» **Given text**
Re: Dangers of non-UTF-8 Re: Details on internal encoding declarations from Alexey Proskuryakov on 2008-05-23 (public-html@w3.org from May 2008)

From: Alexey Proskuryakov <ap@webkit.org>
Date: Fri, 23 May 2008 15:22:35 +0400
To: Henri Sivonen <hsivonen@iki.fi>
Cc: Ian Hickson <ian@hixie.ch>, HTML WG <public-html@w3.org>
Message-Id: <47F8EDAA-5CFA-41AE-8517-868248E65EC8@webkit.org>

On May 23, 2008, at 3:02 PM, Henri Sivonen wrote:

> I am aware of this. The server cannot know if the user typed a  
> character or a string that looks like an NCR, so I think that is  
> dataloss in the strict sense.

That's true, but this data loss happens with UTF-8 documents, too -  
entering "т" and "&#1090;" in Google search field results in identical  
requests, despite Google start page being UTF-8.

As such, I'm not sure if it's a problem worth highlighting. While  
UTF-8 is a nice general purpose solution, it is has its downsides, and  
switching a Russian page from windows-1251 to UTF-8 often makes  
roughly as much sense as switching an English one to UTF-16.

- WBR, Alexey Proskuryakov

Received on Friday, 23 May 2008 11:23:22 UTC

» **Dataset extract**
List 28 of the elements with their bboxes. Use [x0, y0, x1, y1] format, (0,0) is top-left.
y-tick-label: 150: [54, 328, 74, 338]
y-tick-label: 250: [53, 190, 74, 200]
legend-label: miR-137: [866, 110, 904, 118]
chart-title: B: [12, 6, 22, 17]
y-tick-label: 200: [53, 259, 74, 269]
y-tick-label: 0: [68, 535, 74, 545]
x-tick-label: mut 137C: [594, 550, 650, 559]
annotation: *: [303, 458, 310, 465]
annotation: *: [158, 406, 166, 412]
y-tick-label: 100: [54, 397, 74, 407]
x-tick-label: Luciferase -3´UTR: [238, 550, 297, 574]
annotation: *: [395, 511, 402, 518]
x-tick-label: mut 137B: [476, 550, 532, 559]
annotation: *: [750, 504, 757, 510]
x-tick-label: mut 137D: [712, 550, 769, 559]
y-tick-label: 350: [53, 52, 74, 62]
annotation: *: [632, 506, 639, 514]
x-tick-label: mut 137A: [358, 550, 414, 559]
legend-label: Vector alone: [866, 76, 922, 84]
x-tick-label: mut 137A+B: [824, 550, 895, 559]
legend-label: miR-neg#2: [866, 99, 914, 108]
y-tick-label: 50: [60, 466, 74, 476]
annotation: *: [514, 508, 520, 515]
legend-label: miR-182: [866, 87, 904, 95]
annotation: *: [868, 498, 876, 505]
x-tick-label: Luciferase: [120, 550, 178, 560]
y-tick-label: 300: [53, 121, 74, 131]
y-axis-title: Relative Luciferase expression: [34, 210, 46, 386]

» **Stated goal 1**
Reproduce verbatim the part of the message starting at "On May 23, 2008, at" and ending at "page being UTF-8.".
» **Stated goal 2**
Name every character encoding mentioned in the message.
The material shown after the message comes from a separate source.

» **Final result 1**
On May 23, 2008, at 3:02 PM, Henri Sivonen wrote:

> I am aware of this. The server cannot know if the user typed a  
> character or a string that looks like an NCR, so I think that is  
> dataloss in the strict sense.

That's true, but this data loss happens with UTF-8 documents, too -  
entering "т" and "&#1090;" in Google search field results in identical  
requests, despite Google start page being UTF-8.

» **Final result 2**
UTF-8, windows-1251, UTF-16